DATASET CONTENT

┌──

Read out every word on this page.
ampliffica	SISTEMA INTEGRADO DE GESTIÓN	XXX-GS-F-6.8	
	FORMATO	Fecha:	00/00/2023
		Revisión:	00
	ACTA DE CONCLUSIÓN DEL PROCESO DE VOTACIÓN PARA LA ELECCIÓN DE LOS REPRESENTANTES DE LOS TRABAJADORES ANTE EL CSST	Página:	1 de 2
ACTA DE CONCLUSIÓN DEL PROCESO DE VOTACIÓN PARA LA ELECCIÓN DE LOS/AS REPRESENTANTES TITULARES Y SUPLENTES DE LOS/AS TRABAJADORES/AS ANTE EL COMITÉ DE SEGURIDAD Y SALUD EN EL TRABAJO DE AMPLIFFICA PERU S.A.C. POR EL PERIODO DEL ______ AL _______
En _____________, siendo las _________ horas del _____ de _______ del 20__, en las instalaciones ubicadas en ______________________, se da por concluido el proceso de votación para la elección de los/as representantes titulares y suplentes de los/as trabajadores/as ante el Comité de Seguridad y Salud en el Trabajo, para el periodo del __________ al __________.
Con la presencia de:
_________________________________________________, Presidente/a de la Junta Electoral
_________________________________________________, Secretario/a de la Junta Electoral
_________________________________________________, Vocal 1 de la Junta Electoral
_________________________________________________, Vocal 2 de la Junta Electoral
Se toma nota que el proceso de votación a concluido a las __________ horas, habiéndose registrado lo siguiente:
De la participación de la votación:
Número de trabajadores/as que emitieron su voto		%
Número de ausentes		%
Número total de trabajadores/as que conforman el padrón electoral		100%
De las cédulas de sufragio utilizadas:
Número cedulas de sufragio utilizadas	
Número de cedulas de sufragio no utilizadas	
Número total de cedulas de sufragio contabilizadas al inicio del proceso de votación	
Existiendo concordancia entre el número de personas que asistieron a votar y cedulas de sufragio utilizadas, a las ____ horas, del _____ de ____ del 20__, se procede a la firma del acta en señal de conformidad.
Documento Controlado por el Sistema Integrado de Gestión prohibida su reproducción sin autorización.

└──

Only the number is wanted: how many lines in the data include the word "sufragio"?

RESULT OF THE TASK
5